» INSTRUCTION
Pick out each line containing the string "Jurong" and copy it.

— start SUPPLIED RECORDS —

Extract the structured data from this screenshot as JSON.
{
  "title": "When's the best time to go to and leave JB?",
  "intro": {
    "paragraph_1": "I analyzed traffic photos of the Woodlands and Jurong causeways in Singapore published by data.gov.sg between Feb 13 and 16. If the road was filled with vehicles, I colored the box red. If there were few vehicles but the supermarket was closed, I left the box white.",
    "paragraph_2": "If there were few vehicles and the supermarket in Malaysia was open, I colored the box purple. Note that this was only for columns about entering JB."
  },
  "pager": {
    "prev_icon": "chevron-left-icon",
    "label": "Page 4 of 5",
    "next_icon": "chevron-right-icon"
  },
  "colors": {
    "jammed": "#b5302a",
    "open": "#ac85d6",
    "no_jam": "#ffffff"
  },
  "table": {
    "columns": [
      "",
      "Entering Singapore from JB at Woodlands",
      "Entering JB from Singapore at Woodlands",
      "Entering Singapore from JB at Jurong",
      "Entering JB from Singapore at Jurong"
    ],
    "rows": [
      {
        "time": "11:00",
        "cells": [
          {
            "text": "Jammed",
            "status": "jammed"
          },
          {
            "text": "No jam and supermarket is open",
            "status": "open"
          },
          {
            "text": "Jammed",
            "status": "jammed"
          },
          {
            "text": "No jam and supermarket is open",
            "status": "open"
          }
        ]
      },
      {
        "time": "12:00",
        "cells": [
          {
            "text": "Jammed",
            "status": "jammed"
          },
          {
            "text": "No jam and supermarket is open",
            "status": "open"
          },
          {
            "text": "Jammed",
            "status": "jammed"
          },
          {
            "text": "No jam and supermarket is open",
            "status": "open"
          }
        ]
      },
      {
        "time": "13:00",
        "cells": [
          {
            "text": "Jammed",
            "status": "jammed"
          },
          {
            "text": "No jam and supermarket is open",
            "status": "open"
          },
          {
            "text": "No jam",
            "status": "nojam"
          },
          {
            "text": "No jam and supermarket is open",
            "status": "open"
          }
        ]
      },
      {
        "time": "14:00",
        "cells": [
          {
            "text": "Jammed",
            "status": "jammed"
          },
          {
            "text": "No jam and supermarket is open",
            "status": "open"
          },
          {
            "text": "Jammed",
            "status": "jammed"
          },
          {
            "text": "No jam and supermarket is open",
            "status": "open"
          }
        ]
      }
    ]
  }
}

— end SUPPLIED RECORDS —

» RESPONSE
    "paragraph_1": "I analyzed traffic photos of the Woodlands and Jurong causeways in Singapore published by data.gov.sg between Feb 13 and 16. If the road was filled with vehicles, I colored the box red. If there were few vehicles but the supermarket was closed, I left the box white.",
      "Entering Singapore from JB at Jurong",
      "Entering JB from Singapore at Jurong"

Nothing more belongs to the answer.